[Region boundary data]
* * * * * * * * *

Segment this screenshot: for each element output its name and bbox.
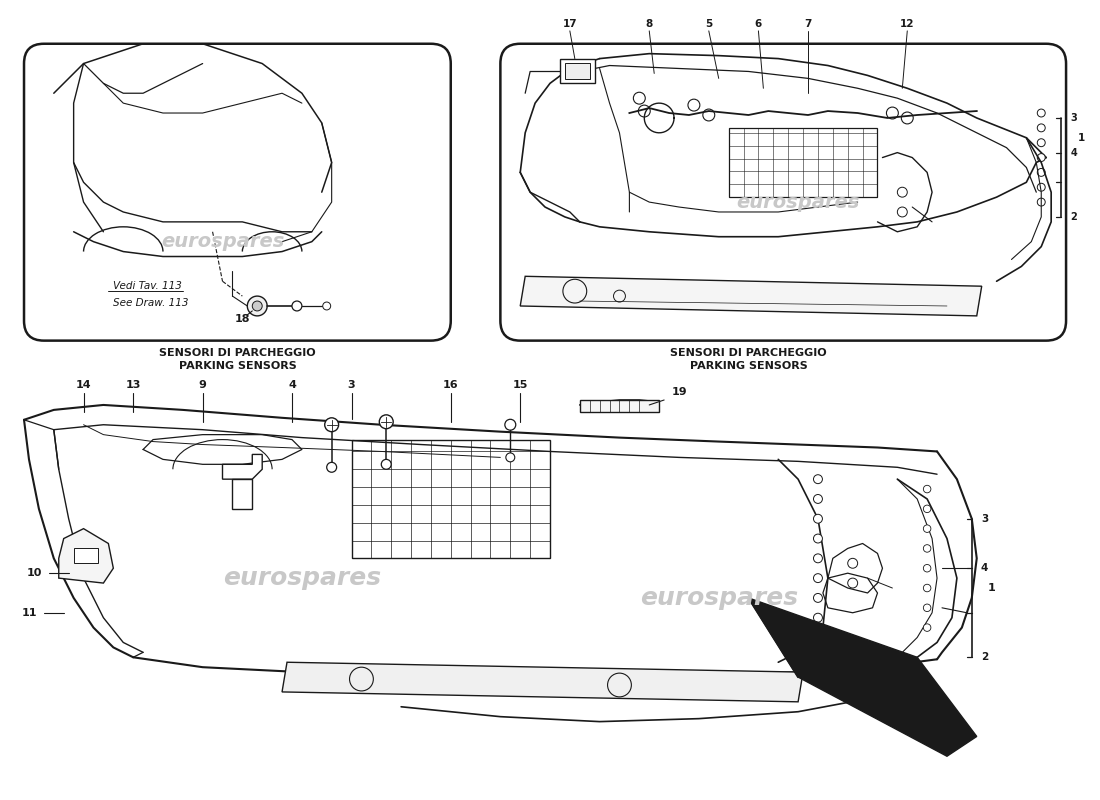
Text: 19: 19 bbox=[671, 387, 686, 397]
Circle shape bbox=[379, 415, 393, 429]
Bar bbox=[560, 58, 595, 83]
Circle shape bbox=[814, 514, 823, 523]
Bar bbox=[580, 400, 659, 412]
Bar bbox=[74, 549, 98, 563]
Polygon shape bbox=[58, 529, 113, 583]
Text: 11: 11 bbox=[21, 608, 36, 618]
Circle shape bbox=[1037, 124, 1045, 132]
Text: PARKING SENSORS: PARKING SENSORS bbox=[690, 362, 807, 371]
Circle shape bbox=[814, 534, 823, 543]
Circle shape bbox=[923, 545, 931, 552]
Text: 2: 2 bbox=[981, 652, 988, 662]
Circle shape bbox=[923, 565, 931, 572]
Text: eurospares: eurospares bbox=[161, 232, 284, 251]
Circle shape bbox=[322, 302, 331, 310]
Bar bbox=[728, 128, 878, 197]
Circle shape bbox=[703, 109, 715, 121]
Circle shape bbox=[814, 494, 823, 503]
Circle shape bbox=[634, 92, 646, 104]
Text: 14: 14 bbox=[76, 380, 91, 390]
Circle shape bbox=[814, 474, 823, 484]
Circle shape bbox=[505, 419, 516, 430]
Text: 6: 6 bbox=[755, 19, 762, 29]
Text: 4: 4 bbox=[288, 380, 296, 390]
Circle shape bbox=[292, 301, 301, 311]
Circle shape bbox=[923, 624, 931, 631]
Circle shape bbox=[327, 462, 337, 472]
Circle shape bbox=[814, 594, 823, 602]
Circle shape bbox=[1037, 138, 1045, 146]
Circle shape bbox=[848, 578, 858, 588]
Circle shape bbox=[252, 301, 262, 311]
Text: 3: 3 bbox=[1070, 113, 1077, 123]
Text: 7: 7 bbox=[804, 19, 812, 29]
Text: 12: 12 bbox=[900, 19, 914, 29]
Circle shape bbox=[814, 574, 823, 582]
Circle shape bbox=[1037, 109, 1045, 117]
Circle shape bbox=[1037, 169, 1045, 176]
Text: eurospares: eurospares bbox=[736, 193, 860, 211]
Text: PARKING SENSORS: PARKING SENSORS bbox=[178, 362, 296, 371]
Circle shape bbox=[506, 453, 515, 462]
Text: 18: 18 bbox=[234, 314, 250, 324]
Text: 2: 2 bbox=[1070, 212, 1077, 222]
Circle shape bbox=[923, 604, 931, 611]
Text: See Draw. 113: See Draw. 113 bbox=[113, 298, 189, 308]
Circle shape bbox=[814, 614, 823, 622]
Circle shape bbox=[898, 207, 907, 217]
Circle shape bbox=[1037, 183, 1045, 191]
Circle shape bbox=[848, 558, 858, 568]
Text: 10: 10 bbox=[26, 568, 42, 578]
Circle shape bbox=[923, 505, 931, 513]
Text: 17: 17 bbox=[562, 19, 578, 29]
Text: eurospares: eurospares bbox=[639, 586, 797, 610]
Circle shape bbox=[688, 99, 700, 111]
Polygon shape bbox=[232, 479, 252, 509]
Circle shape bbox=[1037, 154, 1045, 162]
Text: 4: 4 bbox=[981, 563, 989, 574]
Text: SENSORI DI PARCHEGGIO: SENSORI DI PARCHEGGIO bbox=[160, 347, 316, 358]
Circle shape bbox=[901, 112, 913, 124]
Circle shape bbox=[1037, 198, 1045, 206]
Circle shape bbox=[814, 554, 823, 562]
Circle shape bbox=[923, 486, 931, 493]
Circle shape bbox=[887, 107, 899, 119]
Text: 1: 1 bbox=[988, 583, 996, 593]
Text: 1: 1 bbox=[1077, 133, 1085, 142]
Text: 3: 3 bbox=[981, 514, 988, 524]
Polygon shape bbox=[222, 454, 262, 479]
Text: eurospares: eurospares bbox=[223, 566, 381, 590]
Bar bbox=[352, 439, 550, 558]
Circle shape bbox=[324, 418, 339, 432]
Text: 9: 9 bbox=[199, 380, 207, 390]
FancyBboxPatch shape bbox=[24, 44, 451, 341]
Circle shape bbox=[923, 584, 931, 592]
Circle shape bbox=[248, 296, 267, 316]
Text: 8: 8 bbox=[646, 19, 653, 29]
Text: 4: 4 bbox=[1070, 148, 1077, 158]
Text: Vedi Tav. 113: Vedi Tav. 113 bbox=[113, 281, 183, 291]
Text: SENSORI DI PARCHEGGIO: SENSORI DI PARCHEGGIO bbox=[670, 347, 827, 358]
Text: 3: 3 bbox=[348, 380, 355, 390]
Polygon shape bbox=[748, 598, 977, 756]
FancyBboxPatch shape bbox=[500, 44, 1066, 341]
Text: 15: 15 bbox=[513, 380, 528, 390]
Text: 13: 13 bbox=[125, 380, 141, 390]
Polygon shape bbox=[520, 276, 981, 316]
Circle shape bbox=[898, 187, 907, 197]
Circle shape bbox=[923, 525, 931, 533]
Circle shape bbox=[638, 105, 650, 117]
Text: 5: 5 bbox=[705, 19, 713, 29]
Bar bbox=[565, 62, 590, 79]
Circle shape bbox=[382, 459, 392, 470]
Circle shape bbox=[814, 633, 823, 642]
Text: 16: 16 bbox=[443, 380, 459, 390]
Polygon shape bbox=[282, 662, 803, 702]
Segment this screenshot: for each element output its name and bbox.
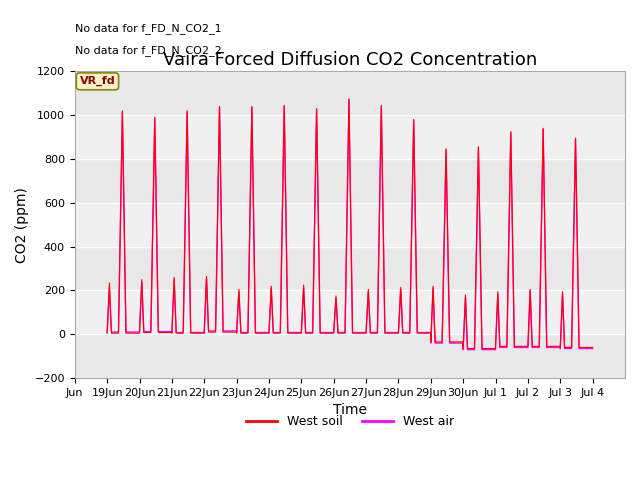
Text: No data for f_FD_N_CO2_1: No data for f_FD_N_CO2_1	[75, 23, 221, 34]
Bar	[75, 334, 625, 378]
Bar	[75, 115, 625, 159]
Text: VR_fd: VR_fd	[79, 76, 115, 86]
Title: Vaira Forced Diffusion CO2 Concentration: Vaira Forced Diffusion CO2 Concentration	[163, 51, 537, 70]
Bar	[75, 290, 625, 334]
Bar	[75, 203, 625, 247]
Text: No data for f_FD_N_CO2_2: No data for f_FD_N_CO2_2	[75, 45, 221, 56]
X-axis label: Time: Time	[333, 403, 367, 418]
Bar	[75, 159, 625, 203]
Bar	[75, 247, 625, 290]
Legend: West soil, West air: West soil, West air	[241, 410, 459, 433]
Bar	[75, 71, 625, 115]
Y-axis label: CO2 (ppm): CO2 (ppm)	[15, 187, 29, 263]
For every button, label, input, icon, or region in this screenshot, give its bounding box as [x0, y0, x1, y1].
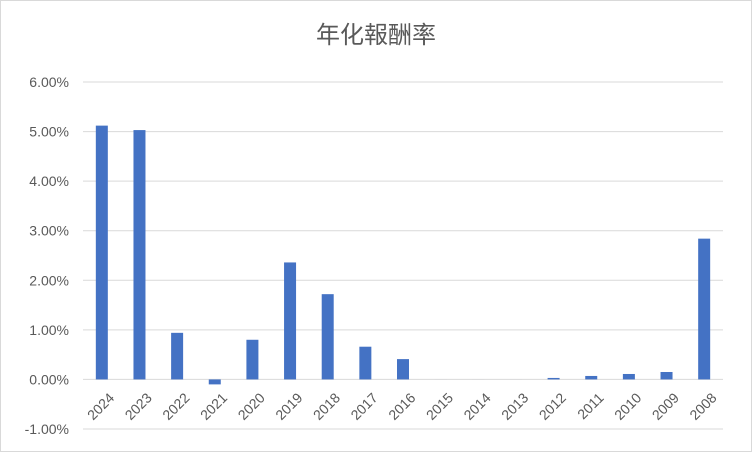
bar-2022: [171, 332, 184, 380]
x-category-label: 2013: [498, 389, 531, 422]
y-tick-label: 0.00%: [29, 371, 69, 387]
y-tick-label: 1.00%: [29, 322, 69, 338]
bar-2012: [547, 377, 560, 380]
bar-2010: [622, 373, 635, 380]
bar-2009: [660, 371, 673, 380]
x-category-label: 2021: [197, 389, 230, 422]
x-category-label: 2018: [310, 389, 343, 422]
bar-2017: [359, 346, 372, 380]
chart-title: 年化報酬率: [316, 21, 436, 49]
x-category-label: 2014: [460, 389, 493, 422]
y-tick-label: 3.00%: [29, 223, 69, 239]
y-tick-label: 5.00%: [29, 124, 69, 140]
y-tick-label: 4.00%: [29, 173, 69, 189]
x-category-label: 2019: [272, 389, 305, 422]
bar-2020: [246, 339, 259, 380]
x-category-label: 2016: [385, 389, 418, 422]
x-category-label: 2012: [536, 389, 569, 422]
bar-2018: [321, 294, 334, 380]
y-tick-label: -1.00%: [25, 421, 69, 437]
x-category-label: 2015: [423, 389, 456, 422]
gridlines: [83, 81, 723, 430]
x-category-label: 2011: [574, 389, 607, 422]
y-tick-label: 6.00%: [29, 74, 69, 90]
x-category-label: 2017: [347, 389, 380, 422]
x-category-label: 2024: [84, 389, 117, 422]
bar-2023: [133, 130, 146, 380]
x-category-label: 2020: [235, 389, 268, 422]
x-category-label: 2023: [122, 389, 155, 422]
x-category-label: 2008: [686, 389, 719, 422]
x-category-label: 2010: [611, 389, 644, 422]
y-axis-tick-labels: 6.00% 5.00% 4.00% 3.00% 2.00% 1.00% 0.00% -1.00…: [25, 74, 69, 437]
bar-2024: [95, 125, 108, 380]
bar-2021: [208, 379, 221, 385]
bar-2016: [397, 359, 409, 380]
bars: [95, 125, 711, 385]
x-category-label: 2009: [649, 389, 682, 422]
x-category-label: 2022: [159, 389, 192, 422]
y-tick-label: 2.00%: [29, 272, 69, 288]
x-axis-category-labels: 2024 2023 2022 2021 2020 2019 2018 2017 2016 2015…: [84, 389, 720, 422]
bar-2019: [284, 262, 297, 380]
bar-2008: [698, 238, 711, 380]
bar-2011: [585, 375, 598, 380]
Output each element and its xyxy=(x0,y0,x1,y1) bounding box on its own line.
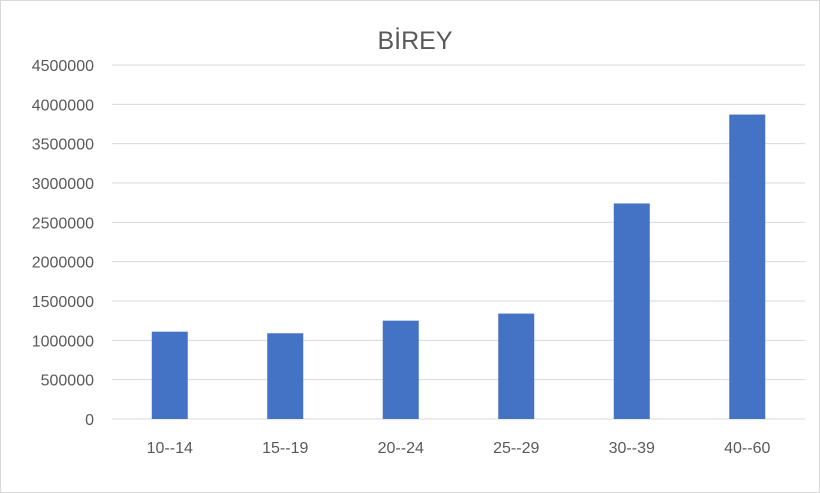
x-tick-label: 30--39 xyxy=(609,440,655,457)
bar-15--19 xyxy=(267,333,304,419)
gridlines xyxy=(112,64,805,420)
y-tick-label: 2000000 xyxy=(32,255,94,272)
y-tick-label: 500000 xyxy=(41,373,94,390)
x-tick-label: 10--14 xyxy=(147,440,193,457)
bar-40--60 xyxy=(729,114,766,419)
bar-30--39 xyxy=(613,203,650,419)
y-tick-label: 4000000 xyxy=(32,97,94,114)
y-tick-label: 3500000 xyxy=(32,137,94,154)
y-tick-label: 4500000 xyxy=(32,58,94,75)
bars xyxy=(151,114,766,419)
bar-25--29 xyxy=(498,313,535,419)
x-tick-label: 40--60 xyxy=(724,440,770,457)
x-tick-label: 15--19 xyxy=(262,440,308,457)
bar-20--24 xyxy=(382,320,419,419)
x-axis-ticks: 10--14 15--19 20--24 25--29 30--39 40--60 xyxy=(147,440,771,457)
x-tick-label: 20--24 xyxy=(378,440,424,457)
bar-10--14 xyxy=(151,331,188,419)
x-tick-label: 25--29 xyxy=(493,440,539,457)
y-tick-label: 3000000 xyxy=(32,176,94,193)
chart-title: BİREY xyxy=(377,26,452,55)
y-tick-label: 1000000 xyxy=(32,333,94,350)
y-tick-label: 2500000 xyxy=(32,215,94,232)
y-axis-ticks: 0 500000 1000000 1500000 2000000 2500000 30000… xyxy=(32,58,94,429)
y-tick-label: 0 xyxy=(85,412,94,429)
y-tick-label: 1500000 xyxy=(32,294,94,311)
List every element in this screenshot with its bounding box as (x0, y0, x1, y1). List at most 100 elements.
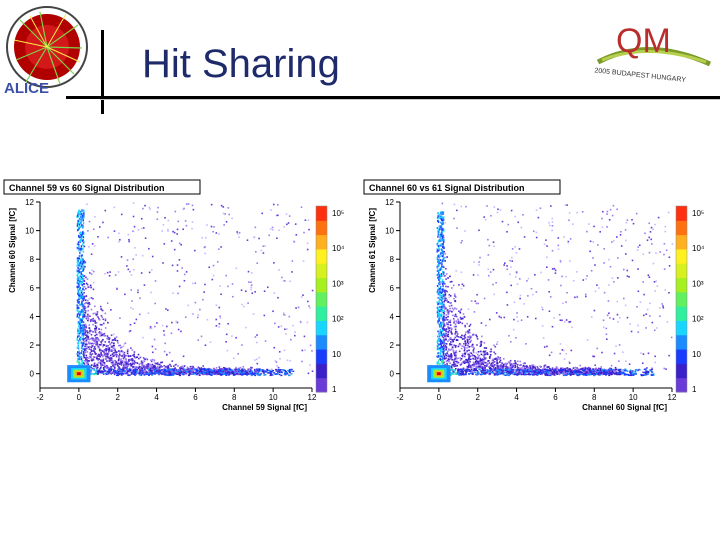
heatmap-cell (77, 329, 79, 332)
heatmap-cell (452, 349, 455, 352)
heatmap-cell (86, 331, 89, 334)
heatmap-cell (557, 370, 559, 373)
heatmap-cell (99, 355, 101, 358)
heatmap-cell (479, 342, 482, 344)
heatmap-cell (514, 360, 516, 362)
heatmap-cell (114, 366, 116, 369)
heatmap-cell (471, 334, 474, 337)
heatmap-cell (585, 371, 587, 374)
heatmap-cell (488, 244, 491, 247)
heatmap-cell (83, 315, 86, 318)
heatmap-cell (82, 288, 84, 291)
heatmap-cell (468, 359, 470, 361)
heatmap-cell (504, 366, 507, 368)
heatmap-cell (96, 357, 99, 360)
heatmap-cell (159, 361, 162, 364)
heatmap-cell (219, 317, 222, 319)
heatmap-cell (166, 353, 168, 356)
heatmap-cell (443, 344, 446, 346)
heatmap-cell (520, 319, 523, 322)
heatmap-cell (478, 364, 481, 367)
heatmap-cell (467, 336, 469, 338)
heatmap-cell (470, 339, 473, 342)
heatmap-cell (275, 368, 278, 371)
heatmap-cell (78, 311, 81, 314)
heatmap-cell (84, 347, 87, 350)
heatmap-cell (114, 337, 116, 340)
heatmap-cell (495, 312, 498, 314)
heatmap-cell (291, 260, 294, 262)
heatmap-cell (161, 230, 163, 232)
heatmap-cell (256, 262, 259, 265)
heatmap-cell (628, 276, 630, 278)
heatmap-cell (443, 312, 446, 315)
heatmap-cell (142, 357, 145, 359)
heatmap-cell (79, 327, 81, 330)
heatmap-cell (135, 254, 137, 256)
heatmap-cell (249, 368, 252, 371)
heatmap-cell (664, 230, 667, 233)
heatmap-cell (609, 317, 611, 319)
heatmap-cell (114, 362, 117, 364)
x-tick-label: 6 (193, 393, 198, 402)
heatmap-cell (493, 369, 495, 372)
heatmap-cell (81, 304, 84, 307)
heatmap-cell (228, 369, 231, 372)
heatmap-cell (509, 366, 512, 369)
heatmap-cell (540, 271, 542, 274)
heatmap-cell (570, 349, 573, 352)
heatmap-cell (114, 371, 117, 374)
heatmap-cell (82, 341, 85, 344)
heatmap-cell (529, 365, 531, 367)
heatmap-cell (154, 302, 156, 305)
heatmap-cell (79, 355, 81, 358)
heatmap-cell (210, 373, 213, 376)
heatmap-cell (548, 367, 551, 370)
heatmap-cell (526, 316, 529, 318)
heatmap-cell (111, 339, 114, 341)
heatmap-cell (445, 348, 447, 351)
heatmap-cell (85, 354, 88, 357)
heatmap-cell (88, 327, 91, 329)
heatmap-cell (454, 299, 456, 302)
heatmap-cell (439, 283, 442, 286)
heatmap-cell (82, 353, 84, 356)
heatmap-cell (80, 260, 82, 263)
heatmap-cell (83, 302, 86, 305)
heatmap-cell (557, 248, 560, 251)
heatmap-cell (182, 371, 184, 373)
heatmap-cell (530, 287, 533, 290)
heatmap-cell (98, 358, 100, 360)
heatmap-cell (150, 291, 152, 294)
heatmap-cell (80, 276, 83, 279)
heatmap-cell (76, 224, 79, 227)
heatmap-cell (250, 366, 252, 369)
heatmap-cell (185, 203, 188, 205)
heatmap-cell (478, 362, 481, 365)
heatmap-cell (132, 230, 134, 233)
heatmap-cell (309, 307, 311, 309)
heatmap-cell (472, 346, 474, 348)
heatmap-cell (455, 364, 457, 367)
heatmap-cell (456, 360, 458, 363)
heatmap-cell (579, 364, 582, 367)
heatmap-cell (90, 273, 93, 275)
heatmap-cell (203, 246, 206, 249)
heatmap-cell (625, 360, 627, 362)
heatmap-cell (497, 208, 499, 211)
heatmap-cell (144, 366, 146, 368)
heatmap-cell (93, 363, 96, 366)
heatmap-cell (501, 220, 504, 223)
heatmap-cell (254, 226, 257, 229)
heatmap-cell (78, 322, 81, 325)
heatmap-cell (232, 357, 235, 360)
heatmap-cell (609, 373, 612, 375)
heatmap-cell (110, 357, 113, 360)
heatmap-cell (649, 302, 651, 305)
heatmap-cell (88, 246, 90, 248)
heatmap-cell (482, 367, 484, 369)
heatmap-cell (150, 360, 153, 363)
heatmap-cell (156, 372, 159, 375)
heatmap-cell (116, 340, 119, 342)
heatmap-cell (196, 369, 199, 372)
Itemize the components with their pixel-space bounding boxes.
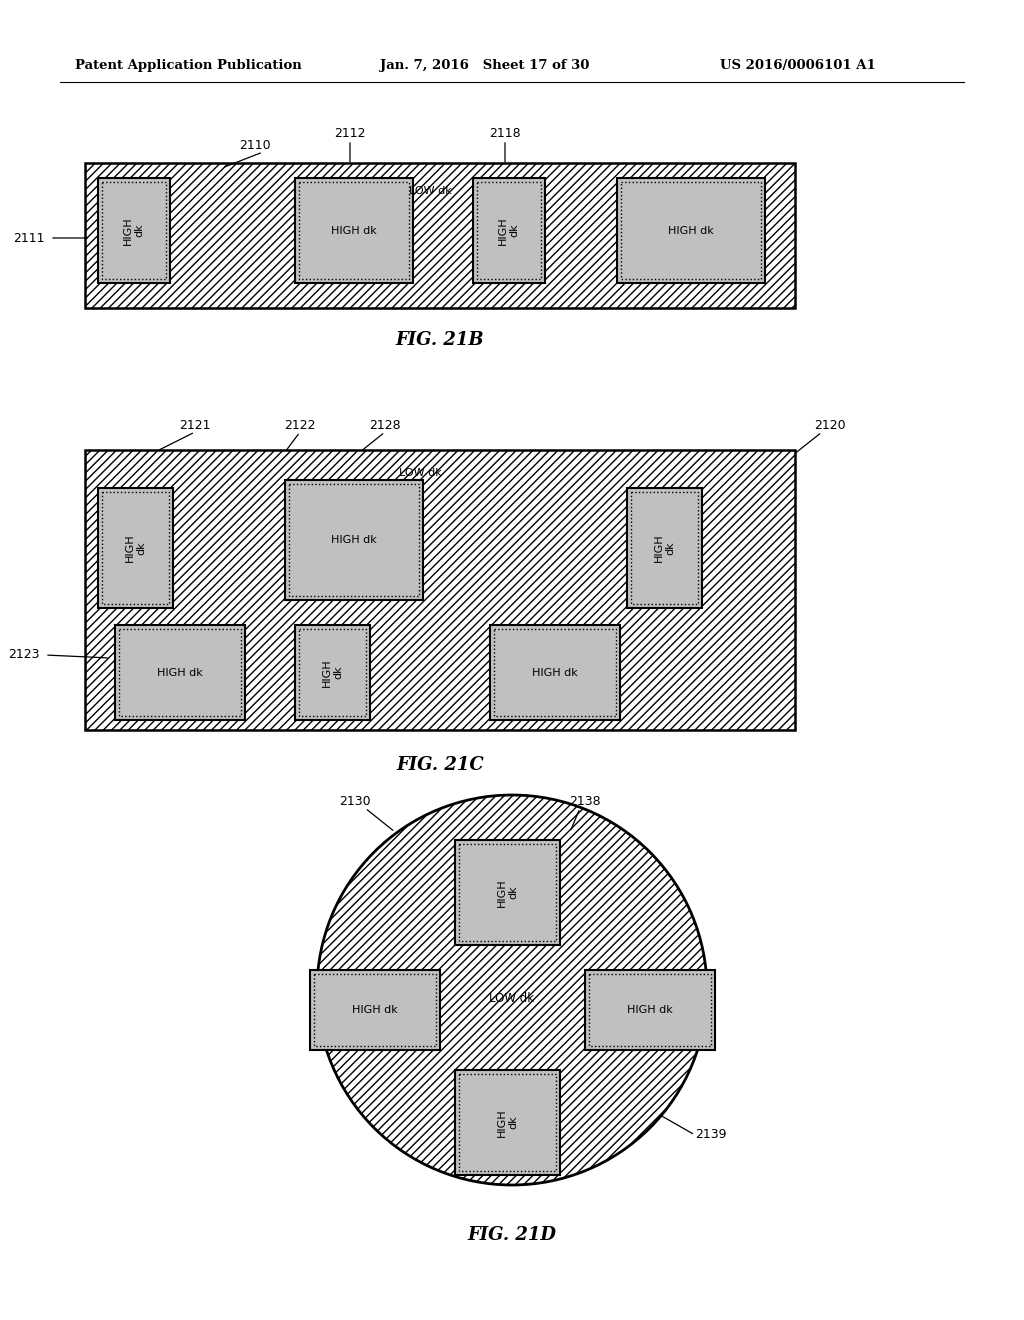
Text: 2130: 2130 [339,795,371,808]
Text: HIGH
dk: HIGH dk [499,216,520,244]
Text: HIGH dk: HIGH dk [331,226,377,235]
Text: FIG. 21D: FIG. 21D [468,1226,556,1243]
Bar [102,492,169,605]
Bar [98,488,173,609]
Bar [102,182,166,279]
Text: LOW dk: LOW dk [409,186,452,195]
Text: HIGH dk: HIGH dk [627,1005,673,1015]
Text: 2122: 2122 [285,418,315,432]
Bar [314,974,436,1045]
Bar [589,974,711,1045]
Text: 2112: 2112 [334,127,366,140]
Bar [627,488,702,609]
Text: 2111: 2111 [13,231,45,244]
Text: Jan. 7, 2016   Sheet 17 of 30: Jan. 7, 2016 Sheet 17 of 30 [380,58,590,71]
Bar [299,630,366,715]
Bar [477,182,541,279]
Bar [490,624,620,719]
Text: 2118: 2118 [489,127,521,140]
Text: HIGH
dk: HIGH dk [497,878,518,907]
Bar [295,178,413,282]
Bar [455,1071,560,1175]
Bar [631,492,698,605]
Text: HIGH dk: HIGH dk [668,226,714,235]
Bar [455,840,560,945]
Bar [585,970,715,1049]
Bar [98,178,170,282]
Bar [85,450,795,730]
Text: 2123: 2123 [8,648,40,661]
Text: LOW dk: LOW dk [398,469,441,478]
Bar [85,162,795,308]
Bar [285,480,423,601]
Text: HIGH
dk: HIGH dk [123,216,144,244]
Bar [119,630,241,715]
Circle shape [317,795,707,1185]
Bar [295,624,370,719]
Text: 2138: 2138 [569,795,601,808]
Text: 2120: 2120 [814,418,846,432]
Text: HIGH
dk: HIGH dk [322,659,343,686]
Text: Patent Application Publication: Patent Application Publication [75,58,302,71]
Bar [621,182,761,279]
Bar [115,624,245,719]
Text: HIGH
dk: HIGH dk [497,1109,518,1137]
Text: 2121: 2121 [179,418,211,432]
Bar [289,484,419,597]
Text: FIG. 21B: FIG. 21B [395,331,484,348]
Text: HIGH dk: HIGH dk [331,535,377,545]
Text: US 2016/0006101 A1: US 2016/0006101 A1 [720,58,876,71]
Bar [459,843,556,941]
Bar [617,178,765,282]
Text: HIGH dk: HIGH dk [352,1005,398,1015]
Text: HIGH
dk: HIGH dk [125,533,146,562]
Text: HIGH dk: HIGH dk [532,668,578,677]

* * * * * * * * *

Direction -
Copy out the items in the stretch from the line containing "Text: 19: 19 bbox=[671, 387, 686, 397]" through the line containing "Circle shape bbox=[1037, 124, 1045, 132]", with both end lines included and each line left unchanged.

Task answer -
Text: 19: 19 bbox=[671, 387, 686, 397]
Circle shape bbox=[379, 415, 393, 429]
Bar bbox=[560, 58, 595, 83]
Circle shape bbox=[814, 514, 823, 523]
Bar bbox=[580, 400, 659, 412]
Bar bbox=[74, 549, 98, 563]
Polygon shape bbox=[58, 529, 113, 583]
Text: 11: 11 bbox=[21, 608, 36, 618]
Circle shape bbox=[1037, 124, 1045, 132]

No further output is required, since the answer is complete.